* [Check your understanding]:
1. In the post about psoriasis, copy the text word for word, from "I am not so" up to and including "other people's eyes.".
2. Write the next part of the post about psoriasis, picking up right after its final sentence.

As you said in your first post, psoriasis is actually not as uncommon as you might think (Wikipedia says about 1.5%). Maybe most people feel uncomfortable (I notice, for example, that you are posting anonymously), or just don't know that the thread is here.
I am not so sure that the psychological toll of the condition has been commensurate with the severity. I mean, it will get better or worse over time and I do not find that my mind shifts in one direction or the other. As long as its there, no matter how discreetly, it will bother me. It was hard growing up, because I lacked the maturity to deal with it, and I was at an impressionable age. Being older (well, 20), I get on a little better and try hard to be more positive.
I feel for you because it's new and probably a little bit scary. It's not that well known as a condition, despite its apparent ubiquity. You don't know if it's going to get worse, whether you're stuck with it. Your mind probably dwells on it and overestimates its severity, particularly in other people's eyes.
I can't promise that everything will come up roses. The rational parts of my brain say that most people probably look because it's a bit unusual and that a career as a model or porn star (the option would have been nice, at least
) is out of the question -- apart from that, no one really cares (if they do, they're probably not worth your time). But then I think about modern society's fixation on aesthetic perfection, the unnecessary negative comments that have come my way (almost entirely from girls my age unfortunately - at least the ones that I heard); I wonder how it will impact my future. Yet, everyone has these concerns growing up, and everyone has something about themselves that they'd change, so I try to focus on the positives.
What I shall say is that the condition spreads for some people, but not for others. I have known people who have small outbreaks on their hands every once in a while, but it is confined to that area. If you have a family history of the condition, that would probably provide a reliable yardstick. If not, who knows? Keep on top of your treatments, and you'll do ok.

Document understanding data
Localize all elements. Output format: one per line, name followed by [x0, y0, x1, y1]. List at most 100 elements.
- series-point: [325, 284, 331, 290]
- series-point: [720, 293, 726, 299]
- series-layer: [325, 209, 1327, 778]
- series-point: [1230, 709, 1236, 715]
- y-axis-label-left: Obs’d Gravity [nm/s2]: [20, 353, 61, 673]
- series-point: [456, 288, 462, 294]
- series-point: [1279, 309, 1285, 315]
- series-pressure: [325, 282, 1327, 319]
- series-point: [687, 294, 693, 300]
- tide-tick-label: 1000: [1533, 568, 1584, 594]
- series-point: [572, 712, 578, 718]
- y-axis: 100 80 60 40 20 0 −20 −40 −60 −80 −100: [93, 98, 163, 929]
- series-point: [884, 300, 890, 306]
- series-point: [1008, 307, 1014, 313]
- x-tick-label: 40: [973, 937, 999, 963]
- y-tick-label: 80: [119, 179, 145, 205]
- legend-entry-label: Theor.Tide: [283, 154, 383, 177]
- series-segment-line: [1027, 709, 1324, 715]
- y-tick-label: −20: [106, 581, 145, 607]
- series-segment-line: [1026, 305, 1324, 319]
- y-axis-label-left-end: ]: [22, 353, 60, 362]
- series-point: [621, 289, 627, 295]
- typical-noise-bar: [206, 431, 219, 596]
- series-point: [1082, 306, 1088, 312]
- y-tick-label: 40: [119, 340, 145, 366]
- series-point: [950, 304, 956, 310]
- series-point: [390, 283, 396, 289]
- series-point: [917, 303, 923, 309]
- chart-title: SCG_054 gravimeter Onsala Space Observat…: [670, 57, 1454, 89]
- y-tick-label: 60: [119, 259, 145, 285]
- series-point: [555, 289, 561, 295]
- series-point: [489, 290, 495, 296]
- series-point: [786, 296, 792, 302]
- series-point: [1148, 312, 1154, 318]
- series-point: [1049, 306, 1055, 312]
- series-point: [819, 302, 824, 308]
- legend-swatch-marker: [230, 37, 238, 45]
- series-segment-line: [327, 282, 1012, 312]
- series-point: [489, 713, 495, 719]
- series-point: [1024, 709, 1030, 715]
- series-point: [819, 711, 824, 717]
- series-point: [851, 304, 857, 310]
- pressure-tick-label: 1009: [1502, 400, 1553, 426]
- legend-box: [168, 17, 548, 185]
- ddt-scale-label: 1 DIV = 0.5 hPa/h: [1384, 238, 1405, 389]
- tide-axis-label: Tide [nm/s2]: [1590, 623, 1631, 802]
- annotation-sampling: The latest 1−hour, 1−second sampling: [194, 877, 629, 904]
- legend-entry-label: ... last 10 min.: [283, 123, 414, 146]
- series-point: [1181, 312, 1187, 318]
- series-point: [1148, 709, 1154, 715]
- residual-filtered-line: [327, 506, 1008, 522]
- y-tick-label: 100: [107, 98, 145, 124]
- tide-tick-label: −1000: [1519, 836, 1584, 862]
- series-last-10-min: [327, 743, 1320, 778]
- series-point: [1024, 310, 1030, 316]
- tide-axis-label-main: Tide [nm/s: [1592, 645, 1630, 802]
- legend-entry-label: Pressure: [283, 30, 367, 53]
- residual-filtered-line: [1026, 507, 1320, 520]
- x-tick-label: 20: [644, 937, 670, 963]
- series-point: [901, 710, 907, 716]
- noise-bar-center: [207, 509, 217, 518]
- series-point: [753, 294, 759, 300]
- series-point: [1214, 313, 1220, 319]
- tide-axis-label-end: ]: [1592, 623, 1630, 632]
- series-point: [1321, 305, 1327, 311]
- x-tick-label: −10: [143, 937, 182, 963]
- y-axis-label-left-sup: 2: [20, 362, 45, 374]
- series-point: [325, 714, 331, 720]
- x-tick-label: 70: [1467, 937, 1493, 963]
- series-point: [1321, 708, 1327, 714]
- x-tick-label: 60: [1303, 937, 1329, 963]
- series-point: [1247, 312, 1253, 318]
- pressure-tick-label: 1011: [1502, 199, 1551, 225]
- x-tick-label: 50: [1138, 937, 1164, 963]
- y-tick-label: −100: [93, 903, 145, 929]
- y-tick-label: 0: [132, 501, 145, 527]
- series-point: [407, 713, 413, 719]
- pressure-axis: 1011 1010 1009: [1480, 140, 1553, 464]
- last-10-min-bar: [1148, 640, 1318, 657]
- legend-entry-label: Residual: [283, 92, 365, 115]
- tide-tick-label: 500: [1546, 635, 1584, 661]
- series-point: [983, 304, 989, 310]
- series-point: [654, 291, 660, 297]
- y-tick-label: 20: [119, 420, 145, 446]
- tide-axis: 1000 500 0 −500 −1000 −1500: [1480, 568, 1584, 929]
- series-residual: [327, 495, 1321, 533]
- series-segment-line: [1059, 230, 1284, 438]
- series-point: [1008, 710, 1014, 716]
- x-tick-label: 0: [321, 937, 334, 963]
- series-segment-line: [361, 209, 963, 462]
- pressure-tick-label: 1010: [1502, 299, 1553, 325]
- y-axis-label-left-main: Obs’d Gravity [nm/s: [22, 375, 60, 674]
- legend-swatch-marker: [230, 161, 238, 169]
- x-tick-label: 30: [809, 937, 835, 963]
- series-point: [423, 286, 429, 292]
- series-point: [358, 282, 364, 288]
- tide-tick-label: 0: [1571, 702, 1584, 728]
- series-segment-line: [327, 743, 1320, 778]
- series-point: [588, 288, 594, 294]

* [Responses to the exercise]:
1.
I am not so sure that the psychological toll of the condition has been commensurate with the severity. I mean, it will get better or worse over time and I do not find that my mind shifts in one direction or the other. As long as its there, no matter how discreetly, it will bother me. It was hard growing up, because I lacked the maturity to deal with it, and I was at an impressionable age. Being older (well, 20), I get on a little better and try hard to be more positive.
I feel for you because it's new and probably a little bit scary. It's not that well known as a condition, despite its apparent ubiquity. You don't know if it's going to get worse, whether you're stuck with it. Your mind probably dwells on it and overestimates its severity, particularly in other people's eyes.

2.
I was first diagnosed with psoriasis when I was about 6 or 7. Obviously I had it by that time, possibly even from when I was a baby (I know that I had cradle cap as a baby, which is a related condition - either a misdiagnosis or just lousy skin).
It was definitely diagnosed from the appearance of the plaques on my legs, because they were already reasonably severe by that point. I presume that my scalp got worse later and went unnoticed at that time, since I can't recall it being mentioned. I also had trouble with my face at that time, but it later cleared up of its own volition.
It just got more severe on my legs and scalp over the years, and didn't spread to my upper arms and shoulders until I was about 15/16. In the last few years, it has got much worse, spreading to my back, chest, lower arms, face. I also find that if I get cuts anywhere on my skin, they tend to heal poorly and often become sites for plaques, which is possibly why plaques emerged on my arms and back (I got a lot of small cuts from playing rugby). Funnily enough, the likely areas for a sufferer nails and outside of joints) have only appeared very recently for me. It's different for everyone.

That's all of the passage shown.